- [Directions for this task]: Skip the pictures and extract all of the lines exactly as written.

- [Records]:
= = = = =

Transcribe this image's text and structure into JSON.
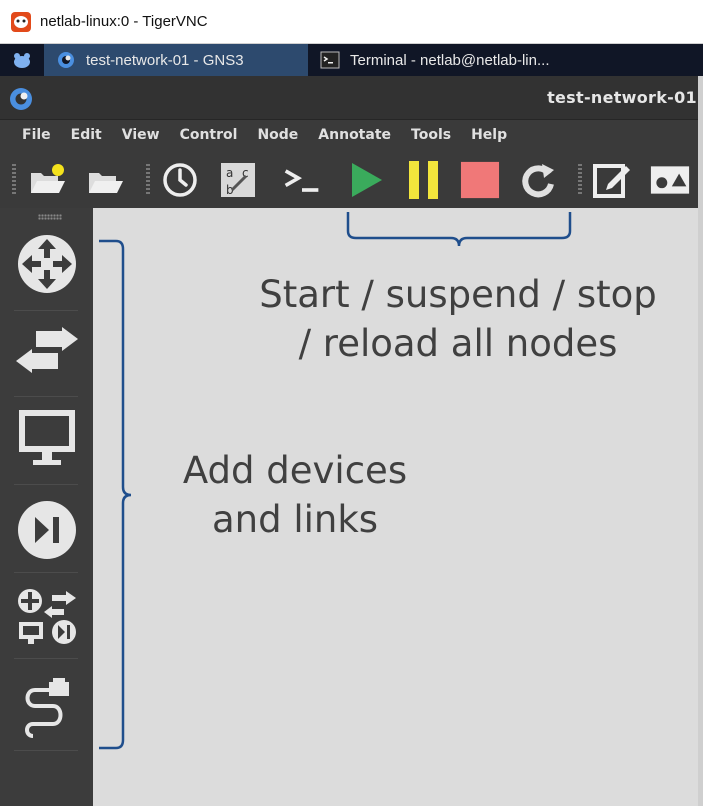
{
  "vnc_window": {
    "title": "netlab-linux:0 - TigerVNC"
  },
  "taskbar": {
    "tasks": [
      {
        "label": "test-network-01 - GNS3",
        "active": true
      },
      {
        "label": "Terminal - netlab@netlab-lin...",
        "active": false
      }
    ]
  },
  "gns3": {
    "window_title": "test-network-01",
    "menu": [
      "File",
      "Edit",
      "View",
      "Control",
      "Node",
      "Annotate",
      "Tools",
      "Help"
    ],
    "toolbar_icons": [
      "new-project-icon",
      "open-project-icon",
      "snapshot-icon",
      "show-interface-labels-icon",
      "console-all-icon",
      "start-all-icon",
      "suspend-all-icon",
      "stop-all-icon",
      "reload-all-icon",
      "add-note-icon",
      "insert-image-icon"
    ],
    "device_panel_icons": [
      "router-icon",
      "switch-icon",
      "end-device-icon",
      "security-device-icon",
      "all-devices-icon",
      "add-link-icon"
    ]
  },
  "annotations": {
    "top_line1": "Start / suspend / stop",
    "top_line2": "/ reload all nodes",
    "left_line1": "Add devices",
    "left_line2": "and links"
  },
  "colors": {
    "start": "#3aab5c",
    "suspend": "#f2e53c",
    "stop": "#f07878",
    "bracket": "#1f4e8c"
  }
}
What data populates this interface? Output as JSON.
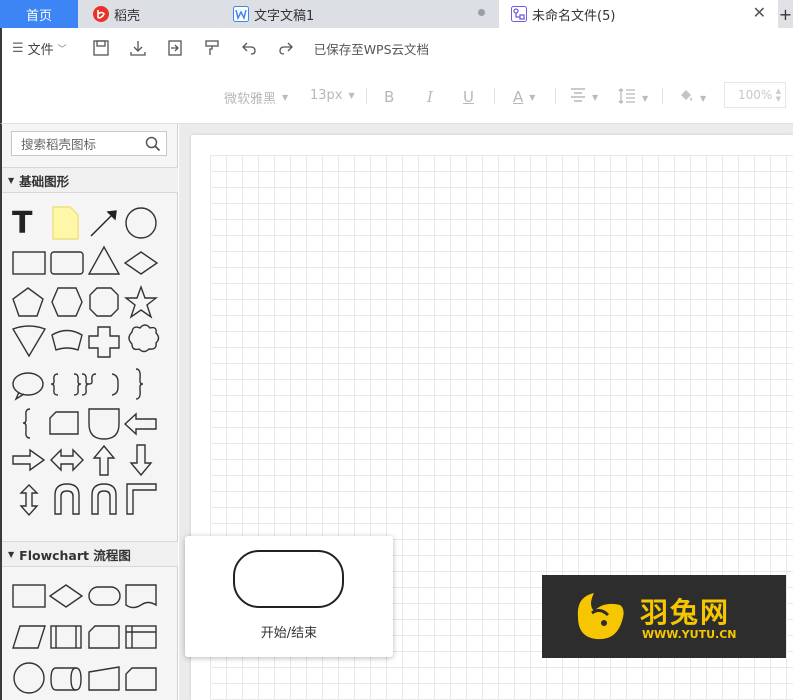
{
  "tabs": {
    "home": "首页",
    "daoke": "稻壳",
    "doc": "文字文稿1",
    "untitled": "未命名文件(5)",
    "new_tab": "+"
  },
  "toolbar": {
    "file_menu": "文件",
    "saved_status": "已保存至WPS云文档"
  },
  "format": {
    "font_family": "微软雅黑",
    "font_size": "13px",
    "bold": "B",
    "italic": "I",
    "underline": "U",
    "font_color": "A",
    "zoom": "100%"
  },
  "sidebar": {
    "search_placeholder": "搜索稻壳图标",
    "section_basic": "基础图形",
    "section_flowchart": "Flowchart 流程图"
  },
  "preview": {
    "label": "开始/结束"
  },
  "watermark": {
    "title": "羽兔网",
    "url": "WWW.YUTU.CN"
  },
  "colors": {
    "accent": "#3d84f5",
    "watermark_bg": "#2d2d2d",
    "watermark_fg": "#f6c700",
    "note_yellow": "#fff7a8"
  }
}
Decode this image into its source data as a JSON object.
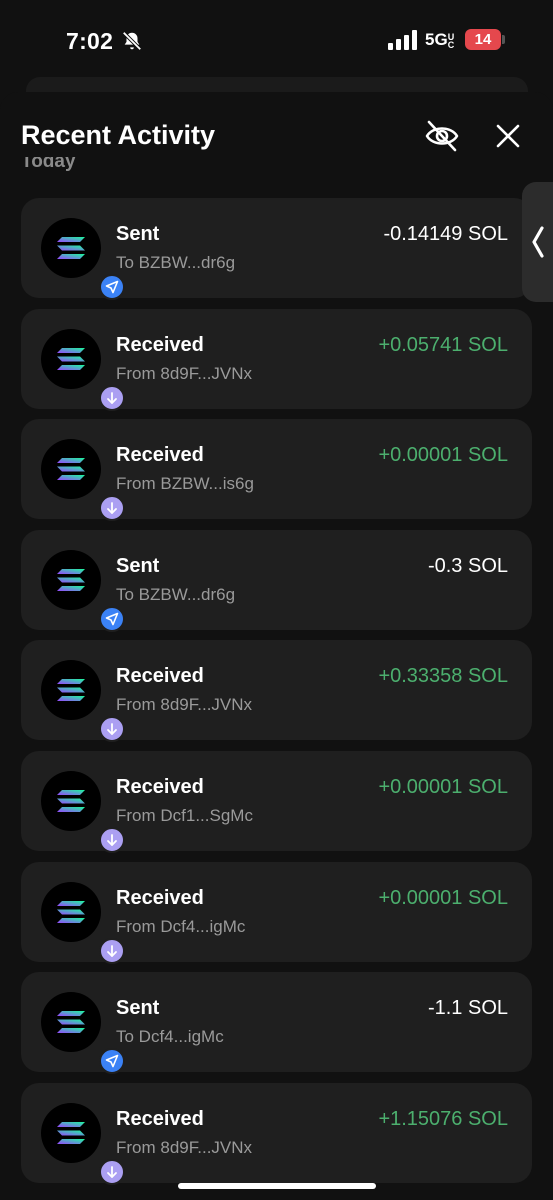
{
  "status_bar": {
    "time": "7:02",
    "network": "5G",
    "network_sub": "UC",
    "battery": "14"
  },
  "header": {
    "title": "Recent Activity"
  },
  "section_label": "Today",
  "colors": {
    "positive": "#4caf6e",
    "sent_badge": "#3b82f6",
    "received_badge": "#ab9ff2",
    "card": "#1f1f1f",
    "background": "#111111"
  },
  "activity": [
    {
      "type": "sent",
      "kind": "Sent",
      "party": "To BZBW...dr6g",
      "amount": "-0.14149 SOL",
      "icon": "send-arrow-icon"
    },
    {
      "type": "received",
      "kind": "Received",
      "party": "From 8d9F...JVNx",
      "amount": "+0.05741 SOL",
      "icon": "down-arrow-icon"
    },
    {
      "type": "received",
      "kind": "Received",
      "party": "From BZBW...is6g",
      "amount": "+0.00001 SOL",
      "icon": "down-arrow-icon"
    },
    {
      "type": "sent",
      "kind": "Sent",
      "party": "To BZBW...dr6g",
      "amount": "-0.3 SOL",
      "icon": "send-arrow-icon"
    },
    {
      "type": "received",
      "kind": "Received",
      "party": "From 8d9F...JVNx",
      "amount": "+0.33358 SOL",
      "icon": "down-arrow-icon"
    },
    {
      "type": "received",
      "kind": "Received",
      "party": "From Dcf1...SgMc",
      "amount": "+0.00001 SOL",
      "icon": "down-arrow-icon"
    },
    {
      "type": "received",
      "kind": "Received",
      "party": "From Dcf4...igMc",
      "amount": "+0.00001 SOL",
      "icon": "down-arrow-icon"
    },
    {
      "type": "sent",
      "kind": "Sent",
      "party": "To Dcf4...igMc",
      "amount": "-1.1 SOL",
      "icon": "send-arrow-icon"
    },
    {
      "type": "received",
      "kind": "Received",
      "party": "From 8d9F...JVNx",
      "amount": "+1.15076 SOL",
      "icon": "down-arrow-icon"
    }
  ]
}
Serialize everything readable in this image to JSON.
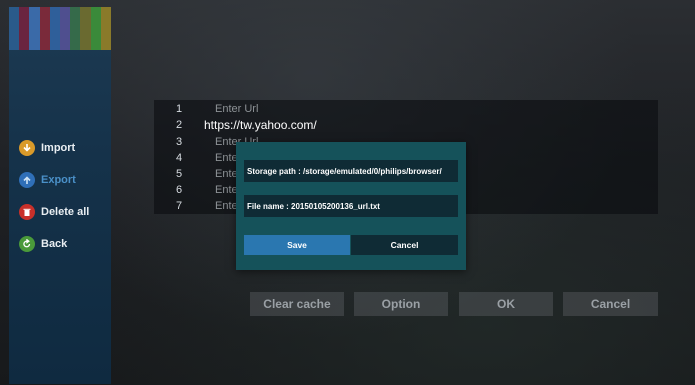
{
  "sidebar": {
    "stripe_colors": [
      "#2a5a8a",
      "#6a2440",
      "#3a6aa8",
      "#7a2a3a",
      "#2f5f9a",
      "#4f4f8f",
      "#356a4a",
      "#6a6a30",
      "#3a8a3a",
      "#8a7a2a"
    ],
    "items": [
      {
        "label": "Import",
        "icon": "import-icon",
        "color": "#d99a2a",
        "enabled": true
      },
      {
        "label": "Export",
        "icon": "export-icon",
        "color": "#2f6fb8",
        "enabled": false
      },
      {
        "label": "Delete all",
        "icon": "trash-icon",
        "color": "#c8302a",
        "enabled": true
      },
      {
        "label": "Back",
        "icon": "back-icon",
        "color": "#4a9a3a",
        "enabled": true
      }
    ]
  },
  "url_list": {
    "rows": [
      {
        "num": "1",
        "value": "Enter Url",
        "filled": false
      },
      {
        "num": "2",
        "value": "https://tw.yahoo.com/",
        "filled": true
      },
      {
        "num": "3",
        "value": "Enter Url",
        "filled": false
      },
      {
        "num": "4",
        "value": "Ente",
        "filled": false
      },
      {
        "num": "5",
        "value": "Ente",
        "filled": false
      },
      {
        "num": "6",
        "value": "Ente",
        "filled": false
      },
      {
        "num": "7",
        "value": "Ente",
        "filled": false
      }
    ]
  },
  "bottom_buttons": [
    "Clear cache",
    "Option",
    "OK",
    "Cancel"
  ],
  "dialog": {
    "storage_path": "Storage path : /storage/emulated/0/philips/browser/",
    "file_name": "File name : 20150105200136_url.txt",
    "save_label": "Save",
    "cancel_label": "Cancel"
  }
}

= = = = =

- [Complete response]:
Transcribe this image's text and structure into JSON.
{
  "vnc_window": {
    "title": "netlab-linux:0 - TigerVNC"
  },
  "taskbar": {
    "tasks": [
      {
        "label": "test-network-01 - GNS3",
        "active": true
      },
      {
        "label": "Terminal - netlab@netlab-lin...",
        "active": false
      }
    ]
  },
  "gns3": {
    "window_title": "test-network-01",
    "menu": [
      "File",
      "Edit",
      "View",
      "Control",
      "Node",
      "Annotate",
      "Tools",
      "Help"
    ],
    "toolbar_icons": [
      "new-project-icon",
      "open-project-icon",
      "snapshot-icon",
      "show-interface-labels-icon",
      "console-all-icon",
      "start-all-icon",
      "suspend-all-icon",
      "stop-all-icon",
      "reload-all-icon",
      "add-note-icon",
      "insert-image-icon"
    ],
    "device_panel_icons": [
      "router-icon",
      "switch-icon",
      "end-device-icon",
      "security-device-icon",
      "all-devices-icon",
      "add-link-icon"
    ]
  },
  "annotations": {
    "top_line1": "Start / suspend / stop",
    "top_line2": "/ reload all nodes",
    "left_line1": "Add devices",
    "left_line2": "and links"
  },
  "colors": {
    "start": "#3aab5c",
    "suspend": "#f2e53c",
    "stop": "#f07878",
    "bracket": "#1f4e8c"
  }
}
What data populates this interface? Output as JSON.
{
  "tabs": {
    "home": "首页",
    "daoke": "稻壳",
    "doc": "文字文稿1",
    "untitled": "未命名文件(5)",
    "new_tab": "+"
  },
  "toolbar": {
    "file_menu": "文件",
    "saved_status": "已保存至WPS云文档"
  },
  "format": {
    "font_family": "微软雅黑",
    "font_size": "13px",
    "bold": "B",
    "italic": "I",
    "underline": "U",
    "font_color": "A",
    "zoom": "100%"
  },
  "sidebar": {
    "search_placeholder": "搜索稻壳图标",
    "section_basic": "基础图形",
    "section_flowchart": "Flowchart 流程图"
  },
  "preview": {
    "label": "开始/结束"
  },
  "watermark": {
    "title": "羽兔网",
    "url": "WWW.YUTU.CN"
  },
  "colors": {
    "accent": "#3d84f5",
    "watermark_bg": "#2d2d2d",
    "watermark_fg": "#f6c700",
    "note_yellow": "#fff7a8"
  }
}
Decode this image into its source data as a JSON object.
{
  "status_bar": {
    "time": "7:02",
    "network": "5G",
    "network_sub": "UC",
    "battery": "14"
  },
  "header": {
    "title": "Recent Activity"
  },
  "section_label": "Today",
  "colors": {
    "positive": "#4caf6e",
    "sent_badge": "#3b82f6",
    "received_badge": "#ab9ff2",
    "card": "#1f1f1f",
    "background": "#111111"
  },
  "activity": [
    {
      "type": "sent",
      "kind": "Sent",
      "party": "To BZBW...dr6g",
      "amount": "-0.14149 SOL",
      "icon": "send-arrow-icon"
    },
    {
      "type": "received",
      "kind": "Received",
      "party": "From 8d9F...JVNx",
      "amount": "+0.05741 SOL",
      "icon": "down-arrow-icon"
    },
    {
      "type": "received",
      "kind": "Received",
      "party": "From BZBW...is6g",
      "amount": "+0.00001 SOL",
      "icon": "down-arrow-icon"
    },
    {
      "type": "sent",
      "kind": "Sent",
      "party": "To BZBW...dr6g",
      "amount": "-0.3 SOL",
      "icon": "send-arrow-icon"
    },
    {
      "type": "received",
      "kind": "Received",
      "party": "From 8d9F...JVNx",
      "amount": "+0.33358 SOL",
      "icon": "down-arrow-icon"
    },
    {
      "type": "received",
      "kind": "Received",
      "party": "From Dcf1...SgMc",
      "amount": "+0.00001 SOL",
      "icon": "down-arrow-icon"
    },
    {
      "type": "received",
      "kind": "Received",
      "party": "From Dcf4...igMc",
      "amount": "+0.00001 SOL",
      "icon": "down-arrow-icon"
    },
    {
      "type": "sent",
      "kind": "Sent",
      "party": "To Dcf4...igMc",
      "amount": "-1.1 SOL",
      "icon": "send-arrow-icon"
    },
    {
      "type": "received",
      "kind": "Received",
      "party": "From 8d9F...JVNx",
      "amount": "+1.15076 SOL",
      "icon": "down-arrow-icon"
    }
  ]
}
Serialize everything readable in this image to JSON.
{
  "sidebar": {
    "stripe_colors": [
      "#2a5a8a",
      "#6a2440",
      "#3a6aa8",
      "#7a2a3a",
      "#2f5f9a",
      "#4f4f8f",
      "#356a4a",
      "#6a6a30",
      "#3a8a3a",
      "#8a7a2a"
    ],
    "items": [
      {
        "label": "Import",
        "icon": "import-icon",
        "color": "#d99a2a",
        "enabled": true
      },
      {
        "label": "Export",
        "icon": "export-icon",
        "color": "#2f6fb8",
        "enabled": false
      },
      {
        "label": "Delete all",
        "icon": "trash-icon",
        "color": "#c8302a",
        "enabled": true
      },
      {
        "label": "Back",
        "icon": "back-icon",
        "color": "#4a9a3a",
        "enabled": true
      }
    ]
  },
  "url_list": {
    "rows": [
      {
        "num": "1",
        "value": "Enter Url",
        "filled": false
      },
      {
        "num": "2",
        "value": "https://tw.yahoo.com/",
        "filled": true
      },
      {
        "num": "3",
        "value": "Enter Url",
        "filled": false
      },
      {
        "num": "4",
        "value": "Ente",
        "filled": false
      },
      {
        "num": "5",
        "value": "Ente",
        "filled": false
      },
      {
        "num": "6",
        "value": "Ente",
        "filled": false
      },
      {
        "num": "7",
        "value": "Ente",
        "filled": false
      }
    ]
  },
  "bottom_buttons": [
    "Clear cache",
    "Option",
    "OK",
    "Cancel"
  ],
  "dialog": {
    "storage_path": "Storage path : /storage/emulated/0/philips/browser/",
    "file_name": "File name : 20150105200136_url.txt",
    "save_label": "Save",
    "cancel_label": "Cancel"
  }
}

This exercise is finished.